# Your goal:
With the images removed, repeat the data below exactly.

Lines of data
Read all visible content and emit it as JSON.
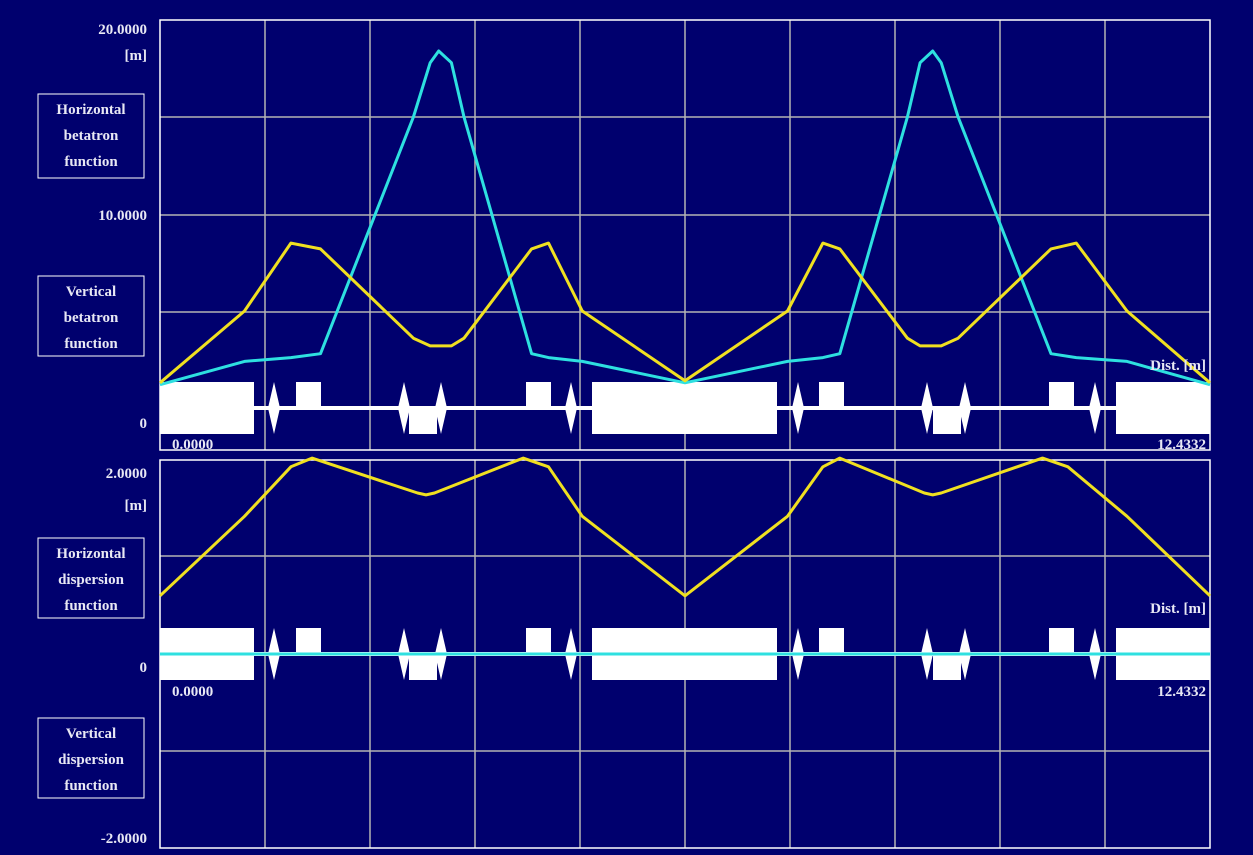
{
  "colors": {
    "background": "#00006e",
    "frame": "#ffffff",
    "grid": "#b4b4b4",
    "horizontal_beta": "#2ee0e0",
    "vertical_beta": "#f0e020",
    "horizontal_dispersion": "#f0e020",
    "vertical_dispersion": "#2ee0e0",
    "elements": "#ffffff"
  },
  "top_panel": {
    "ymax_label": "20.0000",
    "unit_label": "[m]",
    "ymid_label": "10.0000",
    "zero_label": "0",
    "dist_label": "Dist. [m]",
    "s_start_label": "0.0000",
    "s_end_label": "12.4332",
    "legend": [
      {
        "lines": [
          "Horizontal",
          "betatron",
          "function"
        ]
      },
      {
        "lines": [
          "Vertical",
          "betatron",
          "function"
        ]
      }
    ]
  },
  "bottom_panel": {
    "ymax_label": "2.0000",
    "unit_label": "[m]",
    "zero_label": "0",
    "ymin_label": "-2.0000",
    "dist_label": "Dist. [m]",
    "s_start_label": "0.0000",
    "s_end_label": "12.4332",
    "legend": [
      {
        "lines": [
          "Horizontal",
          "dispersion",
          "function"
        ]
      },
      {
        "lines": [
          "Vertical",
          "dispersion",
          "function"
        ]
      }
    ]
  },
  "chart_data": [
    {
      "type": "line",
      "xlim": [
        0,
        12.4332
      ],
      "ylim": [
        0,
        20
      ],
      "grid": true,
      "series": [
        {
          "color": "#2ee0e0",
          "x": [
            0,
            1.0,
            1.55,
            1.9,
            3.0,
            3.2,
            3.3,
            3.45,
            3.6,
            4.4,
            4.6,
            5.0,
            6.2166,
            7.43,
            7.85,
            8.05,
            8.85,
            9.0,
            9.15,
            9.25,
            9.45,
            10.55,
            10.85,
            11.45,
            12.4332
          ],
          "y": [
            1.2,
            2.4,
            2.6,
            2.8,
            15.0,
            17.8,
            18.4,
            17.8,
            15.0,
            2.8,
            2.6,
            2.4,
            1.3,
            2.4,
            2.6,
            2.8,
            15.0,
            17.8,
            18.4,
            17.8,
            15.0,
            2.8,
            2.6,
            2.4,
            1.2
          ]
        },
        {
          "color": "#f0e020",
          "x": [
            0,
            1.0,
            1.55,
            1.9,
            3.0,
            3.2,
            3.3,
            3.45,
            3.6,
            4.4,
            4.6,
            5.0,
            6.2166,
            7.43,
            7.85,
            8.05,
            8.85,
            9.0,
            9.15,
            9.25,
            9.45,
            10.55,
            10.85,
            11.45,
            12.4332
          ],
          "y": [
            1.3,
            5.0,
            8.5,
            8.2,
            3.6,
            3.2,
            3.2,
            3.2,
            3.6,
            8.2,
            8.5,
            5.0,
            1.4,
            5.0,
            8.5,
            8.2,
            3.6,
            3.2,
            3.2,
            3.2,
            3.6,
            8.2,
            8.5,
            5.0,
            1.3
          ]
        }
      ]
    },
    {
      "type": "line",
      "xlim": [
        0,
        12.4332
      ],
      "ylim": [
        -2,
        2
      ],
      "grid": true,
      "series": [
        {
          "color": "#f0e020",
          "x": [
            0,
            1.0,
            1.55,
            1.8,
            3.05,
            3.15,
            3.25,
            4.3,
            4.6,
            5.0,
            6.2166,
            7.43,
            7.85,
            8.05,
            9.05,
            9.15,
            9.25,
            10.45,
            10.75,
            11.45,
            12.4332
          ],
          "y": [
            0.6,
            1.42,
            1.93,
            2.02,
            1.66,
            1.64,
            1.66,
            2.02,
            1.93,
            1.42,
            0.6,
            1.42,
            1.93,
            2.02,
            1.66,
            1.64,
            1.66,
            2.02,
            1.93,
            1.42,
            0.6
          ]
        },
        {
          "color": "#2ee0e0",
          "x": [
            0,
            12.4332
          ],
          "y": [
            0,
            0
          ]
        }
      ]
    }
  ]
}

# Exercise output:
Read all visible content and emit it as JSON.
{
  "colors": {
    "background": "#00006e",
    "frame": "#ffffff",
    "grid": "#b4b4b4",
    "horizontal_beta": "#2ee0e0",
    "vertical_beta": "#f0e020",
    "horizontal_dispersion": "#f0e020",
    "vertical_dispersion": "#2ee0e0",
    "elements": "#ffffff"
  },
  "top_panel": {
    "ymax_label": "20.0000",
    "unit_label": "[m]",
    "ymid_label": "10.0000",
    "zero_label": "0",
    "dist_label": "Dist. [m]",
    "s_start_label": "0.0000",
    "s_end_label": "12.4332",
    "legend": [
      {
        "lines": [
          "Horizontal",
          "betatron",
          "function"
        ]
      },
      {
        "lines": [
          "Vertical",
          "betatron",
          "function"
        ]
      }
    ]
  },
  "bottom_panel": {
    "ymax_label": "2.0000",
    "unit_label": "[m]",
    "zero_label": "0",
    "ymin_label": "-2.0000",
    "dist_label": "Dist. [m]",
    "s_start_label": "0.0000",
    "s_end_label": "12.4332",
    "legend": [
      {
        "lines": [
          "Horizontal",
          "dispersion",
          "function"
        ]
      },
      {
        "lines": [
          "Vertical",
          "dispersion",
          "function"
        ]
      }
    ]
  },
  "chart_data": [
    {
      "type": "line",
      "xlim": [
        0,
        12.4332
      ],
      "ylim": [
        0,
        20
      ],
      "grid": true,
      "series": [
        {
          "color": "#2ee0e0",
          "x": [
            0,
            1.0,
            1.55,
            1.9,
            3.0,
            3.2,
            3.3,
            3.45,
            3.6,
            4.4,
            4.6,
            5.0,
            6.2166,
            7.43,
            7.85,
            8.05,
            8.85,
            9.0,
            9.15,
            9.25,
            9.45,
            10.55,
            10.85,
            11.45,
            12.4332
          ],
          "y": [
            1.2,
            2.4,
            2.6,
            2.8,
            15.0,
            17.8,
            18.4,
            17.8,
            15.0,
            2.8,
            2.6,
            2.4,
            1.3,
            2.4,
            2.6,
            2.8,
            15.0,
            17.8,
            18.4,
            17.8,
            15.0,
            2.8,
            2.6,
            2.4,
            1.2
          ]
        },
        {
          "color": "#f0e020",
          "x": [
            0,
            1.0,
            1.55,
            1.9,
            3.0,
            3.2,
            3.3,
            3.45,
            3.6,
            4.4,
            4.6,
            5.0,
            6.2166,
            7.43,
            7.85,
            8.05,
            8.85,
            9.0,
            9.15,
            9.25,
            9.45,
            10.55,
            10.85,
            11.45,
            12.4332
          ],
          "y": [
            1.3,
            5.0,
            8.5,
            8.2,
            3.6,
            3.2,
            3.2,
            3.2,
            3.6,
            8.2,
            8.5,
            5.0,
            1.4,
            5.0,
            8.5,
            8.2,
            3.6,
            3.2,
            3.2,
            3.2,
            3.6,
            8.2,
            8.5,
            5.0,
            1.3
          ]
        }
      ]
    },
    {
      "type": "line",
      "xlim": [
        0,
        12.4332
      ],
      "ylim": [
        -2,
        2
      ],
      "grid": true,
      "series": [
        {
          "color": "#f0e020",
          "x": [
            0,
            1.0,
            1.55,
            1.8,
            3.05,
            3.15,
            3.25,
            4.3,
            4.6,
            5.0,
            6.2166,
            7.43,
            7.85,
            8.05,
            9.05,
            9.15,
            9.25,
            10.45,
            10.75,
            11.45,
            12.4332
          ],
          "y": [
            0.6,
            1.42,
            1.93,
            2.02,
            1.66,
            1.64,
            1.66,
            2.02,
            1.93,
            1.42,
            0.6,
            1.42,
            1.93,
            2.02,
            1.66,
            1.64,
            1.66,
            2.02,
            1.93,
            1.42,
            0.6
          ]
        },
        {
          "color": "#2ee0e0",
          "x": [
            0,
            12.4332
          ],
          "y": [
            0,
            0
          ]
        }
      ]
    }
  ]
}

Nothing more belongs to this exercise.